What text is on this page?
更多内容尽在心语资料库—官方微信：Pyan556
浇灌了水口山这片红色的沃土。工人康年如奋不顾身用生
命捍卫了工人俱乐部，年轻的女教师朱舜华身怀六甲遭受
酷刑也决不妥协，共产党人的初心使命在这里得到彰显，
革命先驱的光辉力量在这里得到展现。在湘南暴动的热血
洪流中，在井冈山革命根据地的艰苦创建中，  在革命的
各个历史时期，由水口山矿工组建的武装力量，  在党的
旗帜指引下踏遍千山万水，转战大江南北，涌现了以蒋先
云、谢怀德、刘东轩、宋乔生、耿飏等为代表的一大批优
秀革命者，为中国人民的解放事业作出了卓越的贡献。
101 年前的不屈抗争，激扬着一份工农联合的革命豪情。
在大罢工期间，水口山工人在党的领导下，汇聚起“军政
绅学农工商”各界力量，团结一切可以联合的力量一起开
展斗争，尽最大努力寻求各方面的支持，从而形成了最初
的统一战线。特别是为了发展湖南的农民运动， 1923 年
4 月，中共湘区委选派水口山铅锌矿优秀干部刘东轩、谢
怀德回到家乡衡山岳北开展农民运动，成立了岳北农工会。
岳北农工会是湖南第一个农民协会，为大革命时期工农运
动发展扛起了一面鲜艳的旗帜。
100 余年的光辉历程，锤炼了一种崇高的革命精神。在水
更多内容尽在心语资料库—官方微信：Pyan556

------------------------------------------------------------

Take the lines above and print them exactly.

▸ Exercise output:
What text is on this page?
更多内容尽在心语资料库—官方微信：Pyan556
浇灌了水口山这片红色的沃土。工人康年如奋不顾身用生
命捍卫了工人俱乐部，年轻的女教师朱舜华身怀六甲遭受
酷刑也决不妥协，共产党人的初心使命在这里得到彰显，
革命先驱的光辉力量在这里得到展现。在湘南暴动的热血
洪流中，在井冈山革命根据地的艰苦创建中，  在革命的
各个历史时期，由水口山矿工组建的武装力量，  在党的
旗帜指引下踏遍千山万水，转战大江南北，涌现了以蒋先
云、谢怀德、刘东轩、宋乔生、耿飏等为代表的一大批优
秀革命者，为中国人民的解放事业作出了卓越的贡献。
101 年前的不屈抗争，激扬着一份工农联合的革命豪情。
在大罢工期间，水口山工人在党的领导下，汇聚起“军政
绅学农工商”各界力量，团结一切可以联合的力量一起开
展斗争，尽最大努力寻求各方面的支持，从而形成了最初
的统一战线。特别是为了发展湖南的农民运动， 1923 年
4 月，中共湘区委选派水口山铅锌矿优秀干部刘东轩、谢
怀德回到家乡衡山岳北开展农民运动，成立了岳北农工会。
岳北农工会是湖南第一个农民协会，为大革命时期工农运
动发展扛起了一面鲜艳的旗帜。
100 余年的光辉历程，锤炼了一种崇高的革命精神。在水
更多内容尽在心语资料库—官方微信：Pyan556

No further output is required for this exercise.